** begin Data supplied **

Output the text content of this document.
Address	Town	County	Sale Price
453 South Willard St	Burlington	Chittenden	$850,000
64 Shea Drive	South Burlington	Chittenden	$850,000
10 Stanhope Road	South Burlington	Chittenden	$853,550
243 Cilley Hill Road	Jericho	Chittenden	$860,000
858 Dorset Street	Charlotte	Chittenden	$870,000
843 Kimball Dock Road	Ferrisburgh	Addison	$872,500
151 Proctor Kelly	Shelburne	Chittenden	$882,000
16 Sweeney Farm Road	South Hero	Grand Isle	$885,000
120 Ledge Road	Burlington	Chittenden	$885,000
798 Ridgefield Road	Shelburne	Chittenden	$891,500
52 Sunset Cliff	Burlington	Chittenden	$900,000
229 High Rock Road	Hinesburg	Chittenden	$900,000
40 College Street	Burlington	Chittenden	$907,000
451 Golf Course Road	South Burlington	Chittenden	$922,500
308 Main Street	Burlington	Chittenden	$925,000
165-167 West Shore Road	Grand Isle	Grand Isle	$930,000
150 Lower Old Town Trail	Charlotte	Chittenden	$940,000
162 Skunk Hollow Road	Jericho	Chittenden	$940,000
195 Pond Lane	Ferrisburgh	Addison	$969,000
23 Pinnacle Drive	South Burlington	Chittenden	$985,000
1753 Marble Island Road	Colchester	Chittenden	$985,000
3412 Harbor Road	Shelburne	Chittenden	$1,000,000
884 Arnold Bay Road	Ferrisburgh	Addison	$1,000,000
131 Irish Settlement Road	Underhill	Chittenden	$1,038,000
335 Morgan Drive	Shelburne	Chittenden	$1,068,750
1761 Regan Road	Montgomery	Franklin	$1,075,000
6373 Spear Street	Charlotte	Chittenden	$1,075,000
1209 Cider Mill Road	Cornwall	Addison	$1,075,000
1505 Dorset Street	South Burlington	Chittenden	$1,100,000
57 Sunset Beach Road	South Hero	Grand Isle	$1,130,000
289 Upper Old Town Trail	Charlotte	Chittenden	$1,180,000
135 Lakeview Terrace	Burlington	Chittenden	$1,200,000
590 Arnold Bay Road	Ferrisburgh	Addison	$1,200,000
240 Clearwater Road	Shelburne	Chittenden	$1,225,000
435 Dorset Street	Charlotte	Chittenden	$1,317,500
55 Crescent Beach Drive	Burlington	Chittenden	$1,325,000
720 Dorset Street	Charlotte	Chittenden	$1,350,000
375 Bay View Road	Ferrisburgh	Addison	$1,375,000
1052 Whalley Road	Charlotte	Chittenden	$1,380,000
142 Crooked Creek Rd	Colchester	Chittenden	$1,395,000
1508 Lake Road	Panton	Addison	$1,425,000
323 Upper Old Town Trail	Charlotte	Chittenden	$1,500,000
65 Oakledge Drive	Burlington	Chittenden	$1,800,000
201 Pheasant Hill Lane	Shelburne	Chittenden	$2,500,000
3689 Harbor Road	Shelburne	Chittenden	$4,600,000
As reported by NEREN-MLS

** end Data supplied **

§ Direction
Where a line of the entries contains the word "South", copy that line.

§ Solution for this exercise
453 South Willard St	Burlington	Chittenden	$850,000
64 Shea Drive	South Burlington	Chittenden	$850,000
10 Stanhope Road	South Burlington	Chittenden	$853,550
16 Sweeney Farm Road	South Hero	Grand Isle	$885,000
451 Golf Course Road	South Burlington	Chittenden	$922,500
23 Pinnacle Drive	South Burlington	Chittenden	$985,000
1505 Dorset Street	South Burlington	Chittenden	$1,100,000
57 Sunset Beach Road	South Hero	Grand Isle	$1,130,000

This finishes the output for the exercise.